WORK TO BE COMPLETED: Search the listing below for the string "concentrations" and show each line that contains it.
== DATASET RECORDS
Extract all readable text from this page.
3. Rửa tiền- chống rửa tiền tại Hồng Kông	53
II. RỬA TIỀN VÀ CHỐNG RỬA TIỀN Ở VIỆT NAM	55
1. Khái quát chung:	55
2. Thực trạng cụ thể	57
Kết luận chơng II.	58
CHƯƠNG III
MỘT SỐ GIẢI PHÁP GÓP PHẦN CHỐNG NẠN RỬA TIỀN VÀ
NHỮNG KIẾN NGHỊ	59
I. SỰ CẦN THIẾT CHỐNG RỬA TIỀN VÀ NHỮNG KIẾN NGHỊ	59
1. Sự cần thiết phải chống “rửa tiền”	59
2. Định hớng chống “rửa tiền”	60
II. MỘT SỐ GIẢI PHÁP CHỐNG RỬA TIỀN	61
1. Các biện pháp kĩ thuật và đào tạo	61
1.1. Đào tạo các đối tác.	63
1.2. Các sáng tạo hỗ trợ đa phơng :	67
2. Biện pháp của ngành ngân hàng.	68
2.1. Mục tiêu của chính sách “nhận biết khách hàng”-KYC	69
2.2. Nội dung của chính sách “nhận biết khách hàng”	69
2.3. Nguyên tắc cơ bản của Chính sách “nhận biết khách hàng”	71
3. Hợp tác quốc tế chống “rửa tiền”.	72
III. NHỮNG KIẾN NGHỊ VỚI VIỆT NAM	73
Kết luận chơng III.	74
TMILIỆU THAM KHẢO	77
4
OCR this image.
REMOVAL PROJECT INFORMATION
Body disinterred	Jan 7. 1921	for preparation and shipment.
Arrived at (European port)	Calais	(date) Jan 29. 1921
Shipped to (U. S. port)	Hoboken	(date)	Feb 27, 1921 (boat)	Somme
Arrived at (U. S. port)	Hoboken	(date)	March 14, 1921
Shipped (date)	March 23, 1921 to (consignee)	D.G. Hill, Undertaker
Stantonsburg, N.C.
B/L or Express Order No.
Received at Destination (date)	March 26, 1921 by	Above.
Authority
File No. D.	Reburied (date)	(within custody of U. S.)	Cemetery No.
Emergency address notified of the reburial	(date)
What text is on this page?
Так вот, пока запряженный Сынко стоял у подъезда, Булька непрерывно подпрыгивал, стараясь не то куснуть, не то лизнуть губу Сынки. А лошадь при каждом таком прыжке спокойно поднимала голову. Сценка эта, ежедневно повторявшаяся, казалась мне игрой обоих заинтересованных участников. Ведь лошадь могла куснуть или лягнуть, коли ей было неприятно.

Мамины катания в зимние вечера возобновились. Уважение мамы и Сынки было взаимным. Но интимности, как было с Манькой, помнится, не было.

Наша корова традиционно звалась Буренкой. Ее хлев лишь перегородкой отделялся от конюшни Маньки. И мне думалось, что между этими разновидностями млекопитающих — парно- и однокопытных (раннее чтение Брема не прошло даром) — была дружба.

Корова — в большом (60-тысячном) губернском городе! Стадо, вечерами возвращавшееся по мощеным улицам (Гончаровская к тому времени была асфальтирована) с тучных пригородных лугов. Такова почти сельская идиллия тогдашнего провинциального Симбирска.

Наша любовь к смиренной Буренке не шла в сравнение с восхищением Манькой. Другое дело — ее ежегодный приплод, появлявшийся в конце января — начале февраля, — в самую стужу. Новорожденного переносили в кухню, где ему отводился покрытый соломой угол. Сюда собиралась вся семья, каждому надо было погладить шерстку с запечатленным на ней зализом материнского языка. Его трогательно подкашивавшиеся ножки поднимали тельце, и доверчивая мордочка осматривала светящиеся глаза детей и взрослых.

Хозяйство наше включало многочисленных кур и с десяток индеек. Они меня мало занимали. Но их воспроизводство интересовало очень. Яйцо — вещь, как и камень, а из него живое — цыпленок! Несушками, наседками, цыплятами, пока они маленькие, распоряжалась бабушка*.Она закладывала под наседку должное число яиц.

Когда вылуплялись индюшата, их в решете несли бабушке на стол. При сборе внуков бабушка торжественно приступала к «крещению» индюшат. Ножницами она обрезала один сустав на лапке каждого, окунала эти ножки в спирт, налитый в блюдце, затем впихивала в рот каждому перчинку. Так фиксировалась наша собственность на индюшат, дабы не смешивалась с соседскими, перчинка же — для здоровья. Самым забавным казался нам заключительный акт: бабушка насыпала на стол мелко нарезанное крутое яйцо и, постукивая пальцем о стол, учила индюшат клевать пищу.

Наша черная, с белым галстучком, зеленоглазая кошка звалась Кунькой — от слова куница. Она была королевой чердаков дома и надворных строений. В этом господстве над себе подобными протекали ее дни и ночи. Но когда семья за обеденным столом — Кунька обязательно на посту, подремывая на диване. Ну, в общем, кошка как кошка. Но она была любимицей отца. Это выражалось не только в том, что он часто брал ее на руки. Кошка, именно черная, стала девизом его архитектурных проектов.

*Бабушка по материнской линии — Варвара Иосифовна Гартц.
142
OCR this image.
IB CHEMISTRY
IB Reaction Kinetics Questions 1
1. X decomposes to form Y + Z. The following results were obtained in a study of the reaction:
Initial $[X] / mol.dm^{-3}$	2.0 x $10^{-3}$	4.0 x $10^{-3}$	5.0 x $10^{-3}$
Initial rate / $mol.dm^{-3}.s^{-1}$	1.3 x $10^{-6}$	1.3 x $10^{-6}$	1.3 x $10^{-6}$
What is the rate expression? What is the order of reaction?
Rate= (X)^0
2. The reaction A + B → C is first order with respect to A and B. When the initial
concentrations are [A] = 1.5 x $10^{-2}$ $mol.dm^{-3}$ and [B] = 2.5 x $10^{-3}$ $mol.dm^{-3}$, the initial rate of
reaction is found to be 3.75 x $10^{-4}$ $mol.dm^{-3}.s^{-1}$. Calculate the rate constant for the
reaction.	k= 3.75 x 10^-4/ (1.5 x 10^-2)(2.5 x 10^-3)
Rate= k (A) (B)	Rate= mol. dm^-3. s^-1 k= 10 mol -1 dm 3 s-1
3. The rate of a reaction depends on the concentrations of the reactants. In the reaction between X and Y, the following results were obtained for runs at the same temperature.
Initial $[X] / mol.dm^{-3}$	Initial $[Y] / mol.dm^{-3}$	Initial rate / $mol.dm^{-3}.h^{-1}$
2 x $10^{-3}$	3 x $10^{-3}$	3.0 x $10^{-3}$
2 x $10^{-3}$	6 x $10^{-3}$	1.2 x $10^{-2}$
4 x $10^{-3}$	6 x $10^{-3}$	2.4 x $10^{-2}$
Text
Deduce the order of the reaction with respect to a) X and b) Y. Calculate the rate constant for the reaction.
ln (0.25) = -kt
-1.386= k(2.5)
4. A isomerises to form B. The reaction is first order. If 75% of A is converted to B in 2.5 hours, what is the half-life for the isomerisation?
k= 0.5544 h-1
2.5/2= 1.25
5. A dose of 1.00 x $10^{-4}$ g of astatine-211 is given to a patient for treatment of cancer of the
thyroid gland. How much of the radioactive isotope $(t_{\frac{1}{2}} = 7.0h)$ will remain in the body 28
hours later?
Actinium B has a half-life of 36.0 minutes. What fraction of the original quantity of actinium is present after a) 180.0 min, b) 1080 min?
====
THE SOLUTION:
concentrations are [A] = 1.5 x $10^{-2}$ $mol.dm^{-3}$ and [B] = 2.5 x $10^{-3}$ $mol.dm^{-3}$, the initial rate of
3. The rate of a reaction depends on the concentrations of the reactants. In the reaction between X and Y, the following results were obtained for runs at the same temperature.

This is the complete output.